> [Some records]:
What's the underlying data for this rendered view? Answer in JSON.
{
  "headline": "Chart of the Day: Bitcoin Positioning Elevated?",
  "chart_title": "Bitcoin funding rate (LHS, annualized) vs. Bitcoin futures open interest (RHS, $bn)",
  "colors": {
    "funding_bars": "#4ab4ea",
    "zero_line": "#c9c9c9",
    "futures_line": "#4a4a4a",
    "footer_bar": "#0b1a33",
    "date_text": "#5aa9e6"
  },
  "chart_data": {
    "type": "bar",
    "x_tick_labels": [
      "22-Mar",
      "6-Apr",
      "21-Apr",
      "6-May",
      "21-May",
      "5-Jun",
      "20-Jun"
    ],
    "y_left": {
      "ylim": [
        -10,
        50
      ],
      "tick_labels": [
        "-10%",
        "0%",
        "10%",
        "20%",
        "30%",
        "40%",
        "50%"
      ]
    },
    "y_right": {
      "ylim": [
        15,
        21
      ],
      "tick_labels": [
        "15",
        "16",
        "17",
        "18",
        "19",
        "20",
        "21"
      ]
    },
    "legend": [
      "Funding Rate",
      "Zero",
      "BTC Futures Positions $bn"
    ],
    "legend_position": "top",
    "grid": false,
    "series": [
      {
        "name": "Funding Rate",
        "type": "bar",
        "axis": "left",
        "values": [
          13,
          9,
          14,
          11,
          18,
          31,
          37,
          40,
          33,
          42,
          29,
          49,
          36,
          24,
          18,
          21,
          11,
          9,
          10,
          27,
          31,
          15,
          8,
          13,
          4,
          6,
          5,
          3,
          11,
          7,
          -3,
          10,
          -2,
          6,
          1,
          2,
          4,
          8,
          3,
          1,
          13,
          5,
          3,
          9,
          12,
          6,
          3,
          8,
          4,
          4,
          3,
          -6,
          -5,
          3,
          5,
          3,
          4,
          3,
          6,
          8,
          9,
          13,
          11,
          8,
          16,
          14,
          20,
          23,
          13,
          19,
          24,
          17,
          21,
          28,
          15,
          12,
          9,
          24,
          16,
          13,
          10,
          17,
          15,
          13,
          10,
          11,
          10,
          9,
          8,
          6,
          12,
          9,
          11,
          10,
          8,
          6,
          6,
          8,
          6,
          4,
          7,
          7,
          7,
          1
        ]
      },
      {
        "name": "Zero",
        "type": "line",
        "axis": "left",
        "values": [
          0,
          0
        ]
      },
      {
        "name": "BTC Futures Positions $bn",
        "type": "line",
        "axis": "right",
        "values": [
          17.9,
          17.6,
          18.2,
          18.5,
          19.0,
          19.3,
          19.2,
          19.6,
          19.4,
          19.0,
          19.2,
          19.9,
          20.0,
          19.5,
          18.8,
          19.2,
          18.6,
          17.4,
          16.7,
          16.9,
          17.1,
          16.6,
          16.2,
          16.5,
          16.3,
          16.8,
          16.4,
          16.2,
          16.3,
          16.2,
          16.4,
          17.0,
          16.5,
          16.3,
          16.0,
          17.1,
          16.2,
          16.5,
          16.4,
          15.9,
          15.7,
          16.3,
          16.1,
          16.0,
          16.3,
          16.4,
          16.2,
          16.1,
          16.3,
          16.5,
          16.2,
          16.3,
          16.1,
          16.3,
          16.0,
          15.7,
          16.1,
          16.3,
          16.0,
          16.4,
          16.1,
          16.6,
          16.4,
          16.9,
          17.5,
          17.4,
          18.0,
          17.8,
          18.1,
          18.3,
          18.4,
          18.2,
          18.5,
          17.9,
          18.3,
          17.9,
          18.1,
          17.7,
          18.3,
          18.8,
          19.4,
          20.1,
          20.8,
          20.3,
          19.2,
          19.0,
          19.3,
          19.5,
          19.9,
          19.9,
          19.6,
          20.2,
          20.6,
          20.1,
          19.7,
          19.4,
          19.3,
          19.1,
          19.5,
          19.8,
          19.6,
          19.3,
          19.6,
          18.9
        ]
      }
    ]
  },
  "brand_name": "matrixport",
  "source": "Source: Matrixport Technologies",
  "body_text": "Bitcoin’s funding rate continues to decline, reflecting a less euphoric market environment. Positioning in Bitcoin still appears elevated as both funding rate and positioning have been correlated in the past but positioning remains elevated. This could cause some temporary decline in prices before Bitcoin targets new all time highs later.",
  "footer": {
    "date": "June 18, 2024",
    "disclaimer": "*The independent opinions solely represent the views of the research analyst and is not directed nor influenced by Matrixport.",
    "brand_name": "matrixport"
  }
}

> [Do this]: Write out every line of the entries that holds the word "Positioning".

> [Worked solution]:
  "headline": "Chart of the Day: Bitcoin Positioning Elevated?",
  "body_text": "Bitcoin’s funding rate continues to decline, reflecting a less euphoric market environment. Positioning in Bitcoin still appears elevated as both funding rate and positioning have been correlated in the past but positioning remains elevated. This could cause some temporary decline in prices before Bitcoin targets new all time highs later.",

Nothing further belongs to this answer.